— Excerpts from a figure dataset —
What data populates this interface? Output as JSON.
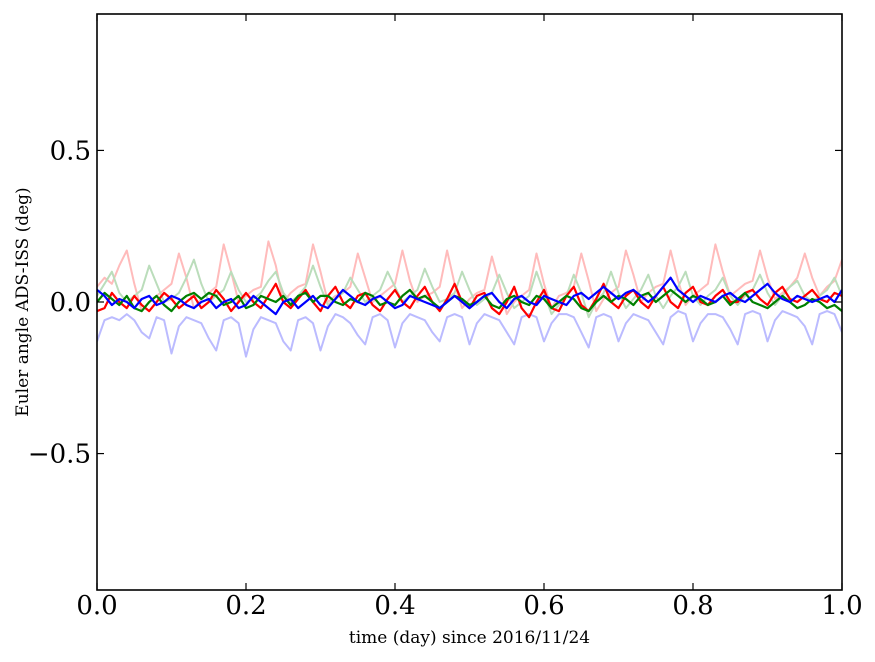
{
  "chart_data": {
    "type": "line",
    "title": "",
    "xlabel": "time (day) since 2016/11/24",
    "ylabel": "Euler angle ADS-ISS (deg)",
    "xlim": [
      0.0,
      1.0
    ],
    "ylim": [
      -0.95,
      0.95
    ],
    "grid": false,
    "legend": "none",
    "x_ticks": [
      0.0,
      0.2,
      0.4,
      0.6,
      0.8,
      1.0
    ],
    "x_tick_labels": [
      "0.0",
      "0.2",
      "0.4",
      "0.6",
      "0.8",
      "1.0"
    ],
    "y_ticks": [
      -0.5,
      0.0,
      0.5
    ],
    "y_tick_labels": [
      "−0.5",
      "0.0",
      "0.5"
    ],
    "x": [
      0.0,
      0.01,
      0.02,
      0.03,
      0.04,
      0.05,
      0.06,
      0.07,
      0.08,
      0.09,
      0.1,
      0.11,
      0.12,
      0.13,
      0.14,
      0.15,
      0.16,
      0.17,
      0.18,
      0.19,
      0.2,
      0.21,
      0.22,
      0.23,
      0.24,
      0.25,
      0.26,
      0.27,
      0.28,
      0.29,
      0.3,
      0.31,
      0.32,
      0.33,
      0.34,
      0.35,
      0.36,
      0.37,
      0.38,
      0.39,
      0.4,
      0.41,
      0.42,
      0.43,
      0.44,
      0.45,
      0.46,
      0.47,
      0.48,
      0.49,
      0.5,
      0.51,
      0.52,
      0.53,
      0.54,
      0.55,
      0.56,
      0.57,
      0.58,
      0.59,
      0.6,
      0.61,
      0.62,
      0.63,
      0.64,
      0.65,
      0.66,
      0.67,
      0.68,
      0.69,
      0.7,
      0.71,
      0.72,
      0.73,
      0.74,
      0.75,
      0.76,
      0.77,
      0.78,
      0.79,
      0.8,
      0.81,
      0.82,
      0.83,
      0.84,
      0.85,
      0.86,
      0.87,
      0.88,
      0.89,
      0.9,
      0.91,
      0.92,
      0.93,
      0.94,
      0.95,
      0.96,
      0.97,
      0.98,
      0.99,
      1.0
    ],
    "series": [
      {
        "color": "#ffbbbb",
        "values": [
          0.05,
          0.08,
          0.06,
          0.12,
          0.17,
          0.06,
          -0.03,
          0.0,
          0.02,
          0.04,
          0.06,
          0.16,
          0.08,
          -0.02,
          0.01,
          0.03,
          0.05,
          0.19,
          0.1,
          0.0,
          0.02,
          0.04,
          0.05,
          0.2,
          0.12,
          0.0,
          0.03,
          0.05,
          0.06,
          0.19,
          0.1,
          0.0,
          0.02,
          0.03,
          0.05,
          0.16,
          0.08,
          0.0,
          0.02,
          0.04,
          0.06,
          0.17,
          0.07,
          0.0,
          0.02,
          0.03,
          0.05,
          0.17,
          0.06,
          -0.02,
          0.01,
          0.03,
          0.04,
          0.15,
          0.06,
          -0.04,
          0.0,
          0.02,
          0.04,
          0.16,
          0.06,
          -0.02,
          0.02,
          0.03,
          0.05,
          0.16,
          0.07,
          -0.03,
          0.01,
          0.03,
          0.05,
          0.17,
          0.09,
          0.0,
          0.03,
          0.05,
          0.06,
          0.17,
          0.07,
          -0.01,
          0.02,
          0.04,
          0.06,
          0.19,
          0.1,
          0.02,
          0.04,
          0.06,
          0.07,
          0.17,
          0.08,
          0.01,
          0.03,
          0.05,
          0.08,
          0.16,
          0.08,
          0.02,
          0.05,
          0.07,
          0.14
        ]
      },
      {
        "color": "#bbddbb",
        "values": [
          0.02,
          0.06,
          0.1,
          0.03,
          0.0,
          0.02,
          0.04,
          0.12,
          0.06,
          0.0,
          0.01,
          0.03,
          0.08,
          0.14,
          0.06,
          0.0,
          0.02,
          0.04,
          0.1,
          0.04,
          0.0,
          0.01,
          0.03,
          0.07,
          0.1,
          0.03,
          0.0,
          0.02,
          0.05,
          0.12,
          0.05,
          -0.01,
          0.01,
          0.03,
          0.08,
          0.04,
          0.0,
          0.02,
          0.04,
          0.1,
          0.05,
          0.0,
          0.02,
          0.04,
          0.11,
          0.05,
          0.0,
          0.01,
          0.03,
          0.1,
          0.04,
          -0.01,
          0.01,
          0.03,
          0.09,
          0.03,
          -0.02,
          0.0,
          0.02,
          0.1,
          0.03,
          -0.04,
          -0.01,
          0.02,
          0.09,
          0.03,
          -0.05,
          0.0,
          0.03,
          0.1,
          0.03,
          -0.02,
          0.01,
          0.04,
          0.09,
          0.02,
          -0.02,
          0.02,
          0.05,
          0.1,
          0.02,
          -0.01,
          0.02,
          0.04,
          0.08,
          0.02,
          -0.01,
          0.02,
          0.04,
          0.09,
          0.03,
          -0.01,
          0.02,
          0.05,
          0.07,
          0.02,
          0.0,
          0.02,
          0.04,
          0.08,
          0.02
        ]
      },
      {
        "color": "#bbbbff",
        "values": [
          -0.13,
          -0.06,
          -0.05,
          -0.06,
          -0.04,
          -0.06,
          -0.1,
          -0.12,
          -0.05,
          -0.06,
          -0.17,
          -0.08,
          -0.05,
          -0.06,
          -0.07,
          -0.12,
          -0.16,
          -0.06,
          -0.05,
          -0.07,
          -0.18,
          -0.09,
          -0.05,
          -0.06,
          -0.07,
          -0.13,
          -0.16,
          -0.06,
          -0.05,
          -0.07,
          -0.16,
          -0.08,
          -0.04,
          -0.05,
          -0.07,
          -0.11,
          -0.14,
          -0.05,
          -0.04,
          -0.06,
          -0.15,
          -0.07,
          -0.04,
          -0.05,
          -0.06,
          -0.1,
          -0.13,
          -0.05,
          -0.04,
          -0.05,
          -0.14,
          -0.07,
          -0.04,
          -0.05,
          -0.06,
          -0.1,
          -0.14,
          -0.05,
          -0.04,
          -0.05,
          -0.13,
          -0.07,
          -0.04,
          -0.04,
          -0.05,
          -0.1,
          -0.15,
          -0.05,
          -0.04,
          -0.05,
          -0.13,
          -0.07,
          -0.04,
          -0.05,
          -0.06,
          -0.1,
          -0.14,
          -0.05,
          -0.03,
          -0.04,
          -0.13,
          -0.07,
          -0.04,
          -0.04,
          -0.05,
          -0.09,
          -0.14,
          -0.04,
          -0.03,
          -0.04,
          -0.13,
          -0.06,
          -0.03,
          -0.04,
          -0.05,
          -0.08,
          -0.14,
          -0.04,
          -0.03,
          -0.04,
          -0.1
        ]
      },
      {
        "color": "#ff0000",
        "values": [
          -0.03,
          -0.02,
          0.03,
          0.0,
          -0.02,
          0.02,
          -0.01,
          -0.03,
          0.0,
          0.03,
          0.01,
          -0.02,
          0.0,
          0.02,
          -0.02,
          0.0,
          0.04,
          0.01,
          -0.03,
          0.0,
          0.03,
          0.0,
          -0.02,
          0.02,
          0.06,
          0.0,
          -0.02,
          0.01,
          0.04,
          0.0,
          -0.03,
          0.02,
          0.05,
          0.0,
          -0.02,
          0.02,
          0.03,
          -0.01,
          -0.03,
          0.01,
          0.04,
          0.0,
          -0.02,
          0.02,
          0.05,
          0.0,
          -0.03,
          0.01,
          0.06,
          0.0,
          -0.02,
          0.02,
          0.03,
          -0.02,
          -0.04,
          0.0,
          0.05,
          -0.02,
          -0.05,
          0.0,
          0.04,
          -0.02,
          -0.03,
          0.02,
          0.05,
          -0.01,
          -0.03,
          0.01,
          0.06,
          0.0,
          -0.02,
          0.02,
          0.04,
          0.0,
          -0.02,
          0.02,
          0.05,
          0.0,
          -0.02,
          0.03,
          0.05,
          0.0,
          -0.01,
          0.02,
          0.04,
          0.0,
          0.0,
          0.03,
          0.04,
          0.01,
          -0.01,
          0.03,
          0.05,
          0.01,
          0.0,
          0.02,
          0.04,
          0.01,
          0.0,
          0.03,
          0.02
        ]
      },
      {
        "color": "#008000",
        "values": [
          0.0,
          0.03,
          0.01,
          -0.01,
          0.02,
          -0.02,
          -0.03,
          0.0,
          0.02,
          -0.01,
          -0.03,
          0.0,
          0.02,
          0.03,
          0.01,
          0.03,
          0.02,
          -0.01,
          0.0,
          0.02,
          -0.02,
          -0.01,
          0.02,
          0.01,
          0.0,
          0.02,
          -0.01,
          0.02,
          0.03,
          0.0,
          0.02,
          0.02,
          0.0,
          -0.01,
          0.01,
          0.0,
          0.03,
          0.02,
          -0.01,
          0.0,
          -0.01,
          0.02,
          0.04,
          0.01,
          0.02,
          0.0,
          -0.02,
          0.0,
          0.02,
          0.01,
          -0.01,
          0.0,
          0.02,
          -0.01,
          -0.02,
          0.01,
          0.02,
          0.0,
          -0.01,
          0.02,
          0.01,
          -0.02,
          0.0,
          0.02,
          0.01,
          -0.02,
          -0.03,
          0.0,
          0.02,
          0.0,
          0.02,
          0.01,
          -0.01,
          0.02,
          0.03,
          0.0,
          0.02,
          0.04,
          0.02,
          0.0,
          0.02,
          0.01,
          -0.01,
          0.0,
          0.02,
          -0.01,
          0.01,
          0.03,
          0.0,
          -0.01,
          -0.02,
          0.0,
          0.02,
          0.0,
          -0.02,
          -0.01,
          0.01,
          0.0,
          -0.02,
          -0.01,
          -0.03
        ]
      },
      {
        "color": "#0000ff",
        "values": [
          0.04,
          0.02,
          -0.01,
          0.01,
          0.0,
          -0.02,
          0.01,
          0.02,
          -0.01,
          0.0,
          0.02,
          0.01,
          -0.01,
          -0.02,
          0.0,
          0.01,
          -0.02,
          0.0,
          0.01,
          -0.02,
          -0.01,
          0.02,
          0.0,
          -0.02,
          -0.04,
          0.0,
          0.01,
          -0.02,
          0.0,
          0.02,
          -0.01,
          -0.02,
          0.01,
          0.04,
          0.02,
          0.0,
          -0.01,
          0.01,
          0.02,
          0.0,
          -0.02,
          -0.01,
          0.02,
          0.01,
          0.0,
          -0.01,
          -0.02,
          0.0,
          0.02,
          0.0,
          -0.02,
          0.0,
          0.02,
          0.03,
          0.0,
          -0.02,
          0.01,
          0.02,
          0.0,
          -0.01,
          0.02,
          0.01,
          0.0,
          -0.01,
          0.02,
          0.03,
          0.01,
          0.03,
          0.05,
          0.03,
          0.01,
          0.03,
          0.04,
          0.02,
          0.0,
          0.02,
          0.05,
          0.08,
          0.04,
          0.02,
          0.0,
          0.02,
          0.01,
          0.0,
          0.02,
          0.03,
          0.01,
          0.0,
          0.02,
          0.04,
          0.06,
          0.03,
          0.01,
          0.0,
          0.02,
          0.01,
          0.0,
          0.01,
          0.02,
          0.0,
          0.04
        ]
      }
    ]
  }
}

— Task prompt —
Identify the lines above that contain the word "color", then copy them.

— Answer below —
        "color": "#ffbbbb",
        "color": "#bbddbb",
        "color": "#bbbbff",
        "color": "#ff0000",
        "color": "#008000",
        "color": "#0000ff",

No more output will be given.